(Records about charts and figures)
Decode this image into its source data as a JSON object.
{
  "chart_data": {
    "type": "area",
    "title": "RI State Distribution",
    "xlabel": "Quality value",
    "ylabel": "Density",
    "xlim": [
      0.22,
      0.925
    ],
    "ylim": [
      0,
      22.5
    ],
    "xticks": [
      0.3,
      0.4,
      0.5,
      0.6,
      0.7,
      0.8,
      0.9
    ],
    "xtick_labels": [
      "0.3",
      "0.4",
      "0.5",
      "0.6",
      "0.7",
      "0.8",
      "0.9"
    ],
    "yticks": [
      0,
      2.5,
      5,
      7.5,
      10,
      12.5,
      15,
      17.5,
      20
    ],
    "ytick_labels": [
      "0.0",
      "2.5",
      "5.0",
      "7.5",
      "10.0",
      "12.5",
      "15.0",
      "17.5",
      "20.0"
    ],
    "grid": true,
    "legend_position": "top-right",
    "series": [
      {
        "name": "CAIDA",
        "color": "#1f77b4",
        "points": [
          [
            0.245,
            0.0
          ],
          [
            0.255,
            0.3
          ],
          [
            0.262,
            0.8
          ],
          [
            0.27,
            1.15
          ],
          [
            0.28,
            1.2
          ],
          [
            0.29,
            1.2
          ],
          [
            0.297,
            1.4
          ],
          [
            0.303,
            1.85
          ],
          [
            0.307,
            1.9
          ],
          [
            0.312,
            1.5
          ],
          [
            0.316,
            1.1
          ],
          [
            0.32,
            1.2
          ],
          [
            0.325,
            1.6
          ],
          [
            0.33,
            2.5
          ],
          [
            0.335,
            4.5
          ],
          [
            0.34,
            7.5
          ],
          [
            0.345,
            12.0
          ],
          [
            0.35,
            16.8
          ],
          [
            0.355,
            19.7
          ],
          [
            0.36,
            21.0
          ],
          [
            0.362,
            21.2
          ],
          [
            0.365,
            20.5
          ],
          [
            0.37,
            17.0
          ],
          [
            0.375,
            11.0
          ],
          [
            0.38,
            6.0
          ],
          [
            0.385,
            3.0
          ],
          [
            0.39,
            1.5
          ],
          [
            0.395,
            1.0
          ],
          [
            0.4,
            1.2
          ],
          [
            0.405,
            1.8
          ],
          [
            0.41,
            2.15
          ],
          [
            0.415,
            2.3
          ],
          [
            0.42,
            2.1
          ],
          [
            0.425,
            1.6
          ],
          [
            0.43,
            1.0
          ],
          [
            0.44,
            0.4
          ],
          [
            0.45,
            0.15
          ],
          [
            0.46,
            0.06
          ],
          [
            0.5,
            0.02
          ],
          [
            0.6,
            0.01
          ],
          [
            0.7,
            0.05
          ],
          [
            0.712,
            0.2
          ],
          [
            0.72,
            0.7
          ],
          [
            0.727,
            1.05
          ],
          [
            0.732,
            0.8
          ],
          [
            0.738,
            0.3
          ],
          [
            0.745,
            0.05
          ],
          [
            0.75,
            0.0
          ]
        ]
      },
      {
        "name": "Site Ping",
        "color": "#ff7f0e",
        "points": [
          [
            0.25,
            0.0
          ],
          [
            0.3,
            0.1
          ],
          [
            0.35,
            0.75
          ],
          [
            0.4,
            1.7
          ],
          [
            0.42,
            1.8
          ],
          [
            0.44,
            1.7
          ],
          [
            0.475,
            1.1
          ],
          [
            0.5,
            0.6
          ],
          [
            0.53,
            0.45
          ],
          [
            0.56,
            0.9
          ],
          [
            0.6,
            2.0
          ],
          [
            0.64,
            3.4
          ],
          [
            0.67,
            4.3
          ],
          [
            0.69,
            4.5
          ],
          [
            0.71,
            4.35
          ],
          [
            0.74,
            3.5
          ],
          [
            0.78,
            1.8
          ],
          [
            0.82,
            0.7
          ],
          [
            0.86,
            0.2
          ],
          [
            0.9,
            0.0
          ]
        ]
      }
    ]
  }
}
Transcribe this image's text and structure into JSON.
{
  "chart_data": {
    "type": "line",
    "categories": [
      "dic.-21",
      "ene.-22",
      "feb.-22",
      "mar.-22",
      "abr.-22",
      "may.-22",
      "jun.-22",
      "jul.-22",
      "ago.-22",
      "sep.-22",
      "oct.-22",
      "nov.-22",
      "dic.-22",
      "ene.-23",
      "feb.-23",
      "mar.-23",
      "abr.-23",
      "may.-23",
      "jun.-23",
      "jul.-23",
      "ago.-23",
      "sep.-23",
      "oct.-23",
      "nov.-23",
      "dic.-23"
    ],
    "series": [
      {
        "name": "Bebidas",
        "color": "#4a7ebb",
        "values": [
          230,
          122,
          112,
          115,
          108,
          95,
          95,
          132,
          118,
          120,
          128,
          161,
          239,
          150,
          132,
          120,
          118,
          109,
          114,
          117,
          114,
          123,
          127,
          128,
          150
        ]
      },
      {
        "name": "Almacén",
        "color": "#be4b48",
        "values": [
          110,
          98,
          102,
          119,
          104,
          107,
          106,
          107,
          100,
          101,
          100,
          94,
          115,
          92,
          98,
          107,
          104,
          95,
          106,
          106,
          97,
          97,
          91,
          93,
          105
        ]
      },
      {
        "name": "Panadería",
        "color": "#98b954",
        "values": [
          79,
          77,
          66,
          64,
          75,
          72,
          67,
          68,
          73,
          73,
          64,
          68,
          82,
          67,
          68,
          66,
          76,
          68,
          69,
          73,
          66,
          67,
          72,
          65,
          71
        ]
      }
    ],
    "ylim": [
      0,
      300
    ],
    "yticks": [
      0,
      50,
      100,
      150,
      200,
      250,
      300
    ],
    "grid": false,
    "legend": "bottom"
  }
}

Brief:
Write out every entry again, keeping each line exactly the same.

Correct output:
Decode this image into its source data as a JSON object.
{
  "chart_data": {
    "type": "area",
    "title": "RI State Distribution",
    "xlabel": "Quality value",
    "ylabel": "Density",
    "xlim": [
      0.22,
      0.925
    ],
    "ylim": [
      0,
      22.5
    ],
    "xticks": [
      0.3,
      0.4,
      0.5,
      0.6,
      0.7,
      0.8,
      0.9
    ],
    "xtick_labels": [
      "0.3",
      "0.4",
      "0.5",
      "0.6",
      "0.7",
      "0.8",
      "0.9"
    ],
    "yticks": [
      0,
      2.5,
      5,
      7.5,
      10,
      12.5,
      15,
      17.5,
      20
    ],
    "ytick_labels": [
      "0.0",
      "2.5",
      "5.0",
      "7.5",
      "10.0",
      "12.5",
      "15.0",
      "17.5",
      "20.0"
    ],
    "grid": true,
    "legend_position": "top-right",
    "series": [
      {
        "name": "CAIDA",
        "color": "#1f77b4",
        "points": [
          [
            0.245,
            0.0
          ],
          [
            0.255,
            0.3
          ],
          [
            0.262,
            0.8
          ],
          [
            0.27,
            1.15
          ],
          [
            0.28,
            1.2
          ],
          [
            0.29,
            1.2
          ],
          [
            0.297,
            1.4
          ],
          [
            0.303,
            1.85
          ],
          [
            0.307,
            1.9
          ],
          [
            0.312,
            1.5
          ],
          [
            0.316,
            1.1
          ],
          [
            0.32,
            1.2
          ],
          [
            0.325,
            1.6
          ],
          [
            0.33,
            2.5
          ],
          [
            0.335,
            4.5
          ],
          [
            0.34,
            7.5
          ],
          [
            0.345,
            12.0
          ],
          [
            0.35,
            16.8
          ],
          [
            0.355,
            19.7
          ],
          [
            0.36,
            21.0
          ],
          [
            0.362,
            21.2
          ],
          [
            0.365,
            20.5
          ],
          [
            0.37,
            17.0
          ],
          [
            0.375,
            11.0
          ],
          [
            0.38,
            6.0
          ],
          [
            0.385,
            3.0
          ],
          [
            0.39,
            1.5
          ],
          [
            0.395,
            1.0
          ],
          [
            0.4,
            1.2
          ],
          [
            0.405,
            1.8
          ],
          [
            0.41,
            2.15
          ],
          [
            0.415,
            2.3
          ],
          [
            0.42,
            2.1
          ],
          [
            0.425,
            1.6
          ],
          [
            0.43,
            1.0
          ],
          [
            0.44,
            0.4
          ],
          [
            0.45,
            0.15
          ],
          [
            0.46,
            0.06
          ],
          [
            0.5,
            0.02
          ],
          [
            0.6,
            0.01
          ],
          [
            0.7,
            0.05
          ],
          [
            0.712,
            0.2
          ],
          [
            0.72,
            0.7
          ],
          [
            0.727,
            1.05
          ],
          [
            0.732,
            0.8
          ],
          [
            0.738,
            0.3
          ],
          [
            0.745,
            0.05
          ],
          [
            0.75,
            0.0
          ]
        ]
      },
      {
        "name": "Site Ping",
        "color": "#ff7f0e",
        "points": [
          [
            0.25,
            0.0
          ],
          [
            0.3,
            0.1
          ],
          [
            0.35,
            0.75
          ],
          [
            0.4,
            1.7
          ],
          [
            0.42,
            1.8
          ],
          [
            0.44,
            1.7
          ],
          [
            0.475,
            1.1
          ],
          [
            0.5,
            0.6
          ],
          [
            0.53,
            0.45
          ],
          [
            0.56,
            0.9
          ],
          [
            0.6,
            2.0
          ],
          [
            0.64,
            3.4
          ],
          [
            0.67,
            4.3
          ],
          [
            0.69,
            4.5
          ],
          [
            0.71,
            4.35
          ],
          [
            0.74,
            3.5
          ],
          [
            0.78,
            1.8
          ],
          [
            0.82,
            0.7
          ],
          [
            0.86,
            0.2
          ],
          [
            0.9,
            0.0
          ]
        ]
      }
    ]
  }
}
Transcribe this image's text and structure into JSON.
{
  "chart_data": {
    "type": "line",
    "categories": [
      "dic.-21",
      "ene.-22",
      "feb.-22",
      "mar.-22",
      "abr.-22",
      "may.-22",
      "jun.-22",
      "jul.-22",
      "ago.-22",
      "sep.-22",
      "oct.-22",
      "nov.-22",
      "dic.-22",
      "ene.-23",
      "feb.-23",
      "mar.-23",
      "abr.-23",
      "may.-23",
      "jun.-23",
      "jul.-23",
      "ago.-23",
      "sep.-23",
      "oct.-23",
      "nov.-23",
      "dic.-23"
    ],
    "series": [
      {
        "name": "Bebidas",
        "color": "#4a7ebb",
        "values": [
          230,
          122,
          112,
          115,
          108,
          95,
          95,
          132,
          118,
          120,
          128,
          161,
          239,
          150,
          132,
          120,
          118,
          109,
          114,
          117,
          114,
          123,
          127,
          128,
          150
        ]
      },
      {
        "name": "Almacén",
        "color": "#be4b48",
        "values": [
          110,
          98,
          102,
          119,
          104,
          107,
          106,
          107,
          100,
          101,
          100,
          94,
          115,
          92,
          98,
          107,
          104,
          95,
          106,
          106,
          97,
          97,
          91,
          93,
          105
        ]
      },
      {
        "name": "Panadería",
        "color": "#98b954",
        "values": [
          79,
          77,
          66,
          64,
          75,
          72,
          67,
          68,
          73,
          73,
          64,
          68,
          82,
          67,
          68,
          66,
          76,
          68,
          69,
          73,
          66,
          67,
          72,
          65,
          71
        ]
      }
    ],
    "ylim": [
      0,
      300
    ],
    "yticks": [
      0,
      50,
      100,
      150,
      200,
      250,
      300
    ],
    "grid": false,
    "legend": "bottom"
  }
}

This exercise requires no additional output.